■ Given instruction ■
Print the entries verbatim, leaving out the images they contain.

[Recorded data]
>> begin

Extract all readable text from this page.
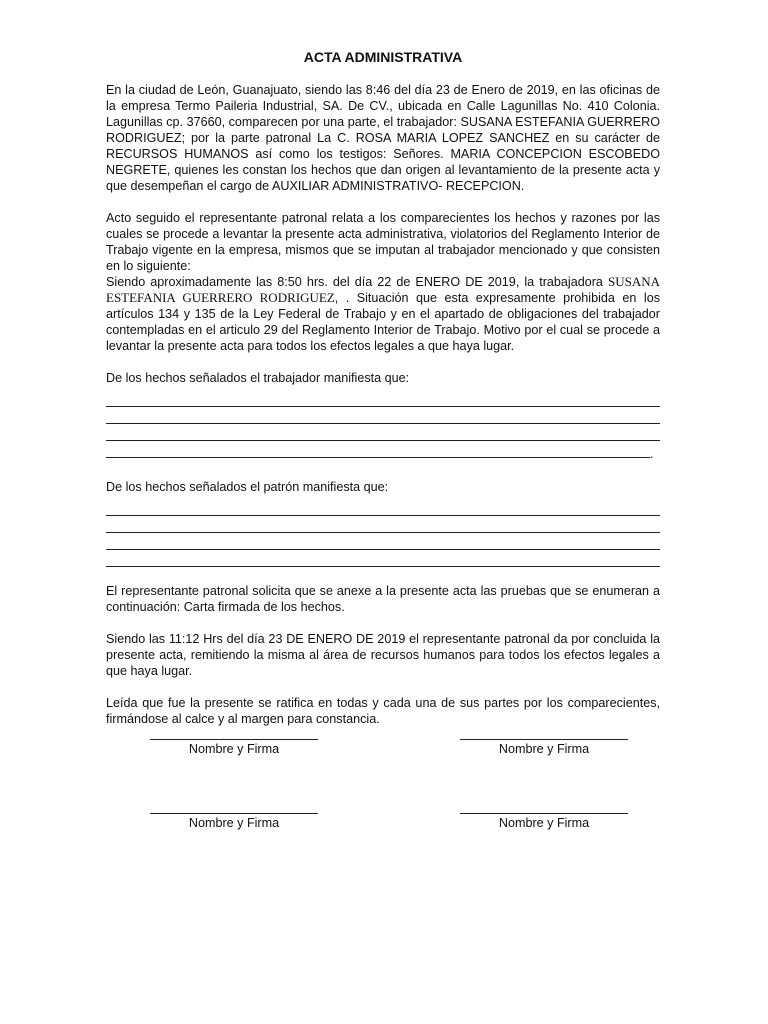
ACTA ADMINISTRATIVA

En la ciudad de León, Guanajuato, siendo las 8:46 del día 23 de Enero de 2019, en las oficinas de la empresa Termo Paileria Industrial, SA. De CV., ubicada en Calle Lagunillas No. 410 Colonia. Lagunillas cp. 37660, comparecen por una parte, el trabajador: SUSANA ESTEFANIA GUERRERO RODRIGUEZ; por la parte patronal La C. ROSA MARIA LOPEZ SANCHEZ en su carácter de RECURSOS HUMANOS así como los testigos: Señores. MARIA CONCEPCION ESCOBEDO NEGRETE, quienes les constan los hechos que dan origen al levantamiento de la presente acta y que desempeñan el cargo de AUXILIAR ADMINISTRATIVO- RECEPCION.

Acto seguido el representante patronal relata a los comparecientes los hechos y razones por las cuales se procede a levantar la presente acta administrativa, violatorios del Reglamento Interior de Trabajo vigente en la empresa, mismos que se imputan al trabajador mencionado y que consisten en lo siguiente:

Siendo aproximadamente las 8:50 hrs. del día 22 de ENERO DE 2019, la trabajadora SUSANA ESTEFANIA GUERRERO RODRIGUEZ, . Situación que esta expresamente prohibida en los artículos 134 y 135 de la Ley Federal de Trabajo y en el apartado de obligaciones del trabajador contempladas en el articulo 29 del Reglamento Interior de Trabajo. Motivo por el cual se procede a levantar la presente acta para todos los efectos legales a que haya lugar.

De los hechos señalados el trabajador manifiesta que:

.

De los hechos señalados el patrón manifiesta que:

El representante patronal solicita que se anexe a la presente acta las pruebas que se enumeran a continuación: Carta firmada de los hechos.

Siendo las 11:12 Hrs del día 23 DE ENERO DE 2019 el representante patronal da por concluida la presente acta, remitiendo la misma al área de recursos humanos para todos los efectos legales a que haya lugar.

Leída que fue la presente se ratifica en todas y cada una de sus partes por los comparecientes, firmándose al calce y al margen para constancia.

Nombre y Firma	Nombre y Firma
Nombre y Firma	Nombre y Firma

>> end

■ Output below ■
Extract all readable text from this page.
ACTA ADMINISTRATIVA

En la ciudad de León, Guanajuato, siendo las 8:46 del día 23 de Enero de 2019, en las oficinas de la empresa Termo Paileria Industrial, SA. De CV., ubicada en Calle Lagunillas No. 410 Colonia. Lagunillas cp. 37660, comparecen por una parte, el trabajador: SUSANA ESTEFANIA GUERRERO RODRIGUEZ; por la parte patronal La C. ROSA MARIA LOPEZ SANCHEZ en su carácter de RECURSOS HUMANOS así como los testigos: Señores. MARIA CONCEPCION ESCOBEDO NEGRETE, quienes les constan los hechos que dan origen al levantamiento de la presente acta y que desempeñan el cargo de AUXILIAR ADMINISTRATIVO- RECEPCION.

Acto seguido el representante patronal relata a los comparecientes los hechos y razones por las cuales se procede a levantar la presente acta administrativa, violatorios del Reglamento Interior de Trabajo vigente en la empresa, mismos que se imputan al trabajador mencionado y que consisten en lo siguiente:

Siendo aproximadamente las 8:50 hrs. del día 22 de ENERO DE 2019, la trabajadora SUSANA ESTEFANIA GUERRERO RODRIGUEZ, . Situación que esta expresamente prohibida en los artículos 134 y 135 de la Ley Federal de Trabajo y en el apartado de obligaciones del trabajador contempladas en el articulo 29 del Reglamento Interior de Trabajo. Motivo por el cual se procede a levantar la presente acta para todos los efectos legales a que haya lugar.

De los hechos señalados el trabajador manifiesta que:

.

De los hechos señalados el patrón manifiesta que:

El representante patronal solicita que se anexe a la presente acta las pruebas que se enumeran a continuación: Carta firmada de los hechos.

Siendo las 11:12 Hrs del día 23 DE ENERO DE 2019 el representante patronal da por concluida la presente acta, remitiendo la misma al área de recursos humanos para todos los efectos legales a que haya lugar.

Leída que fue la presente se ratifica en todas y cada una de sus partes por los comparecientes, firmándose al calce y al margen para constancia.

Nombre y Firma	Nombre y Firma
Nombre y Firma	Nombre y Firma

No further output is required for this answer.